* _Short task_
Review the material and extract every line in which the word "time" occurs.

[Data entries]
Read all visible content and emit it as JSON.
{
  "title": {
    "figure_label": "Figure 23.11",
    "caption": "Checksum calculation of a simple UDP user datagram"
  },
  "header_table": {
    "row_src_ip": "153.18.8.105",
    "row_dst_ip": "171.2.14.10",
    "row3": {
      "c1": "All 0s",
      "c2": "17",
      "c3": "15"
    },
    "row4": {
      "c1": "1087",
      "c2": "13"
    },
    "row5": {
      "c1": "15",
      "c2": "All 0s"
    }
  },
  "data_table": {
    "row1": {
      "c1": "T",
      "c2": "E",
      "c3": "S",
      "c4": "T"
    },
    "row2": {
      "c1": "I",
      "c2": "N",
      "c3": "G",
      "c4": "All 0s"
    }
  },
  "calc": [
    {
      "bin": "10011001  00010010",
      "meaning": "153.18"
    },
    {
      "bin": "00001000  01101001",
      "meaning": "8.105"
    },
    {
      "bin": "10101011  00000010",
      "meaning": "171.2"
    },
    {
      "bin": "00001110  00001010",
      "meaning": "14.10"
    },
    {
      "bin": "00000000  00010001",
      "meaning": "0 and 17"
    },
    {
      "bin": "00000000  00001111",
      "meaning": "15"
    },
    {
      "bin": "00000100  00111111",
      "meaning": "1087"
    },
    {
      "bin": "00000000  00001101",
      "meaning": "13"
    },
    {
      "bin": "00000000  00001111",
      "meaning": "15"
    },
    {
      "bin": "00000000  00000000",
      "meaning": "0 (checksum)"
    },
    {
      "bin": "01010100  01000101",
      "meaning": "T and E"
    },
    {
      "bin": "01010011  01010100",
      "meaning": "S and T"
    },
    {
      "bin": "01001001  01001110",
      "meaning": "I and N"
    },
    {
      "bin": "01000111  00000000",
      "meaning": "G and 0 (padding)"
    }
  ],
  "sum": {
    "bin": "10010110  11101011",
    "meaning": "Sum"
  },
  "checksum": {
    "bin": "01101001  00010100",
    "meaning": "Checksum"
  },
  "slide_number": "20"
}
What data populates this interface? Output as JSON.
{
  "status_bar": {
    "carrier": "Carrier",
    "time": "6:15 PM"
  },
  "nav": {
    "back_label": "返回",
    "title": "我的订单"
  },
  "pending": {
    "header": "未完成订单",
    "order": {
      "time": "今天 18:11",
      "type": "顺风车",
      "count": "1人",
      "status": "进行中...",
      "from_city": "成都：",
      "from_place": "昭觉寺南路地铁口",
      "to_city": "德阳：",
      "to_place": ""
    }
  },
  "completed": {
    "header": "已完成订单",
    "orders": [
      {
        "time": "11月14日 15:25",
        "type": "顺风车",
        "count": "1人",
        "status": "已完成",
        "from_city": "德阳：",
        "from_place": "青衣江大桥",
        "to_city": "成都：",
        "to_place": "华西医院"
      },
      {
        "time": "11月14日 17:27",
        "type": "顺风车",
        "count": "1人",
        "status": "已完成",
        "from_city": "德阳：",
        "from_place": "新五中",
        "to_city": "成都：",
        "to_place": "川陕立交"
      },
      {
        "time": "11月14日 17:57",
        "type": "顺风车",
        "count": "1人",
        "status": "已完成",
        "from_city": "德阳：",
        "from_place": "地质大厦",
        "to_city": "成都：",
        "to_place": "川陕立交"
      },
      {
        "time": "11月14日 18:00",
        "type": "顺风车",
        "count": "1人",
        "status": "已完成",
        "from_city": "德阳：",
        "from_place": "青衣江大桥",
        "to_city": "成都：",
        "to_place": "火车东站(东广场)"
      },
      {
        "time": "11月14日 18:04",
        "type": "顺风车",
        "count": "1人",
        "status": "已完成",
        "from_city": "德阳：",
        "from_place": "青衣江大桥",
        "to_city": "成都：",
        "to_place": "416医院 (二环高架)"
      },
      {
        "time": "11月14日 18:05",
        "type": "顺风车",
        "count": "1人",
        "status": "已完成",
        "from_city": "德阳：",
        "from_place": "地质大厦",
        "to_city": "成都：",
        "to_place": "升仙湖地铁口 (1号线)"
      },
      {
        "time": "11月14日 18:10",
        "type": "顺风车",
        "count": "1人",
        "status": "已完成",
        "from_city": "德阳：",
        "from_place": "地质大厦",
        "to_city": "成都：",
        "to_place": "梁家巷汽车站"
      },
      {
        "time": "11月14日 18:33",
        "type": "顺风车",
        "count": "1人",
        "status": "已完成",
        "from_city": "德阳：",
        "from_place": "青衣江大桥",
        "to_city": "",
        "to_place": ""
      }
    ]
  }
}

* _The solution_
    "time": "6:15 PM"
      "time": "今天 18:11",
        "time": "11月14日 15:25",
        "time": "11月14日 17:27",
        "time": "11月14日 17:57",
        "time": "11月14日 18:00",
        "time": "11月14日 18:04",
        "time": "11月14日 18:05",
        "time": "11月14日 18:10",
        "time": "11月14日 18:33",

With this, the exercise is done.